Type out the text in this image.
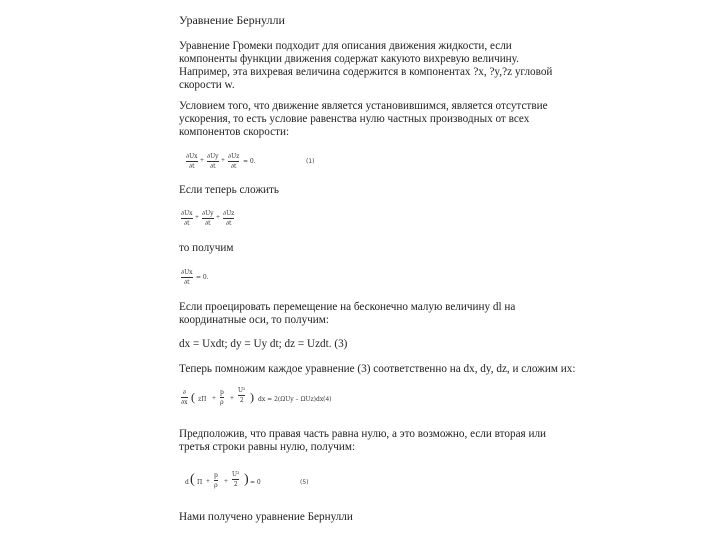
Уравнение Бернулли

Уравнение Громеки подходит для описания движения жидкости, если

компоненты функции движения содержат какуюто вихревую величину.

Например, эта вихревая величина содержится в компонентах ?x, ?y,?z угловой

скорости w.

Условием того, что движение является установившимся, является отсутствие

ускорения, то есть условие равенства нулю частных производных от всех

компонентов скорости:

∂Ux
∂t
+ ∂Uy
∂t
+ ∂Uz
∂t
= 0.	(1)

Если теперь сложить

∂Ux
∂t
+ ∂Uy
∂t
+ ∂Uz
∂t

то получим

∂Ux
∂t
= 0.

Если проецировать перемещение на бесконечно малую величину dl на

координатные оси, то получим:

dx = Uxdt; dy = Uy dt; dz = Uzdt. (3)

Теперь помножим каждое уравнение (3) соответственно на dx, dy, dz, и сложим их:

∂
∂x ( zП +
p
ρ
+
U²
2 ) dx = 2(ΩUy – ΩUz)dx (4)

Предположив, что правая часть равна нулю, а это возможно, если вторая или

третья строки равны нулю, получим:

d ( П +
p
ρ
+
U²
2 ) = 0	(5)

Нами получено уравнение Бернулли
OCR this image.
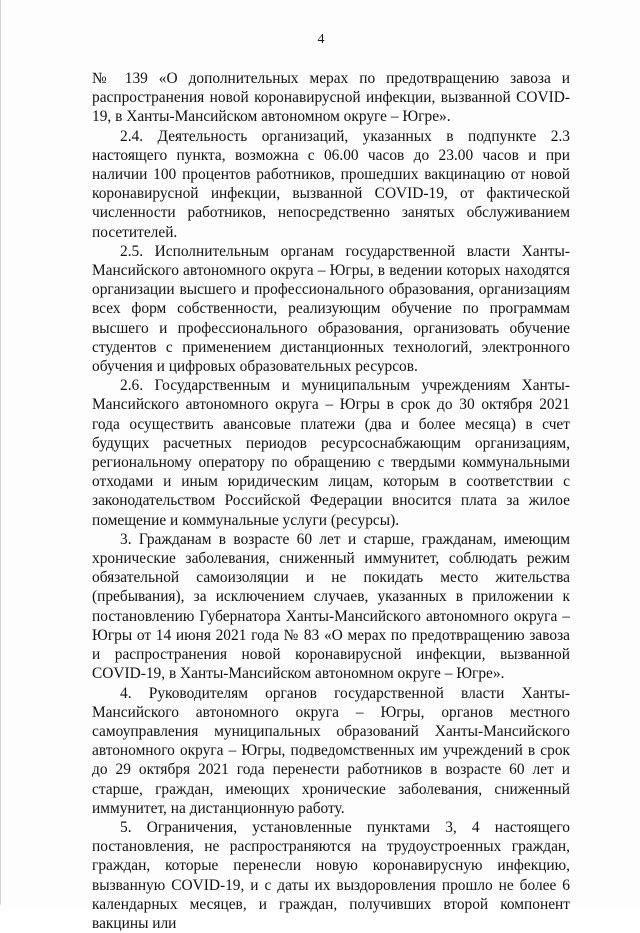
4

№ 139 «О дополнительных мерах по предотвращению завоза и распространения новой коронавирусной инфекции, вызванной COVID-19, в Ханты-Мансийском автономном округе – Югре».

2.4. Деятельность организаций, указанных в подпункте 2.3 настоящего пункта, возможна с 06.00 часов до 23.00 часов и при наличии 100 процентов работников, прошедших вакцинацию от новой коронавирусной инфекции, вызванной COVID-19, от фактической численности работников, непосредственно занятых обслуживанием посетителей.

2.5. Исполнительным органам государственной власти Ханты-Мансийского автономного округа – Югры, в ведении которых находятся организации высшего и профессионального образования, организациям всех форм собственности, реализующим обучение по программам высшего и профессионального образования, организовать обучение студентов с применением дистанционных технологий, электронного обучения и цифровых образовательных ресурсов.

2.6. Государственным и муниципальным учреждениям Ханты-Мансийского автономного округа – Югры в срок до 30 октября 2021 года осуществить авансовые платежи (два и более месяца) в счет будущих расчетных периодов ресурсоснабжающим организациям, региональному оператору по обращению с твердыми коммунальными отходами и иным юридическим лицам, которым в соответствии с законодательством Российской Федерации вносится плата за жилое помещение и коммунальные услуги (ресурсы).

3. Гражданам в возрасте 60 лет и старше, гражданам, имеющим хронические заболевания, сниженный иммунитет, соблюдать режим обязательной самоизоляции и не покидать место жительства (пребывания), за исключением случаев, указанных в приложении к постановлению Губернатора Ханты-Мансийского автономного округа – Югры от 14 июня 2021 года № 83 «О мерах по предотвращению завоза и распространения новой коронавирусной инфекции, вызванной COVID-19, в Ханты-Мансийском автономном округе – Югре».

4. Руководителям органов государственной власти Ханты-Мансийского автономного округа – Югры, органов местного самоуправления муниципальных образований Ханты-Мансийского автономного округа – Югры, подведомственных им учреждений в срок до 29 октября 2021 года перенести работников в возрасте 60 лет и старше, граждан, имеющих хронические заболевания, сниженный иммунитет, на дистанционную работу.

5. Ограничения, установленные пунктами 3, 4 настоящего постановления, не распространяются на трудоустроенных граждан, граждан, которые перенесли новую коронавирусную инфекцию, вызванную COVID-19, и с даты их выздоровления прошло не более 6 календарных месяцев, и граждан, получивших второй компонент вакцины или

### Problem details
In your copy, repeat each record exactly and include no pictures.

### Result for this task
Type out the text in this image.
Уравнение Бернулли

Уравнение Громеки подходит для описания движения жидкости, если

компоненты функции движения содержат какуюто вихревую величину.

Например, эта вихревая величина содержится в компонентах ?x, ?y,?z угловой

скорости w.

Условием того, что движение является установившимся, является отсутствие

ускорения, то есть условие равенства нулю частных производных от всех

компонентов скорости:

∂Ux
∂t
+ ∂Uy
∂t
+ ∂Uz
∂t
= 0.	(1)

Если теперь сложить

∂Ux
∂t
+ ∂Uy
∂t
+ ∂Uz
∂t

то получим

∂Ux
∂t
= 0.

Если проецировать перемещение на бесконечно малую величину dl на

координатные оси, то получим:

dx = Uxdt; dy = Uy dt; dz = Uzdt. (3)

Теперь помножим каждое уравнение (3) соответственно на dx, dy, dz, и сложим их:

∂
∂x ( zП +
p
ρ
+
U²
2 ) dx = 2(ΩUy – ΩUz)dx (4)

Предположив, что правая часть равна нулю, а это возможно, если вторая или

третья строки равны нулю, получим:

d ( П +
p
ρ
+
U²
2 ) = 0	(5)

Нами получено уравнение Бернулли
OCR this image.
4

№ 139 «О дополнительных мерах по предотвращению завоза и распространения новой коронавирусной инфекции, вызванной COVID-19, в Ханты-Мансийском автономном округе – Югре».

2.4. Деятельность организаций, указанных в подпункте 2.3 настоящего пункта, возможна с 06.00 часов до 23.00 часов и при наличии 100 процентов работников, прошедших вакцинацию от новой коронавирусной инфекции, вызванной COVID-19, от фактической численности работников, непосредственно занятых обслуживанием посетителей.

2.5. Исполнительным органам государственной власти Ханты-Мансийского автономного округа – Югры, в ведении которых находятся организации высшего и профессионального образования, организациям всех форм собственности, реализующим обучение по программам высшего и профессионального образования, организовать обучение студентов с применением дистанционных технологий, электронного обучения и цифровых образовательных ресурсов.

2.6. Государственным и муниципальным учреждениям Ханты-Мансийского автономного округа – Югры в срок до 30 октября 2021 года осуществить авансовые платежи (два и более месяца) в счет будущих расчетных периодов ресурсоснабжающим организациям, региональному оператору по обращению с твердыми коммунальными отходами и иным юридическим лицам, которым в соответствии с законодательством Российской Федерации вносится плата за жилое помещение и коммунальные услуги (ресурсы).

3. Гражданам в возрасте 60 лет и старше, гражданам, имеющим хронические заболевания, сниженный иммунитет, соблюдать режим обязательной самоизоляции и не покидать место жительства (пребывания), за исключением случаев, указанных в приложении к постановлению Губернатора Ханты-Мансийского автономного округа – Югры от 14 июня 2021 года № 83 «О мерах по предотвращению завоза и распространения новой коронавирусной инфекции, вызванной COVID-19, в Ханты-Мансийском автономном округе – Югре».

4. Руководителям органов государственной власти Ханты-Мансийского автономного округа – Югры, органов местного самоуправления муниципальных образований Ханты-Мансийского автономного округа – Югры, подведомственных им учреждений в срок до 29 октября 2021 года перенести работников в возрасте 60 лет и старше, граждан, имеющих хронические заболевания, сниженный иммунитет, на дистанционную работу.

5. Ограничения, установленные пунктами 3, 4 настоящего постановления, не распространяются на трудоустроенных граждан, граждан, которые перенесли новую коронавирусную инфекцию, вызванную COVID-19, и с даты их выздоровления прошло не более 6 календарных месяцев, и граждан, получивших второй компонент вакцины или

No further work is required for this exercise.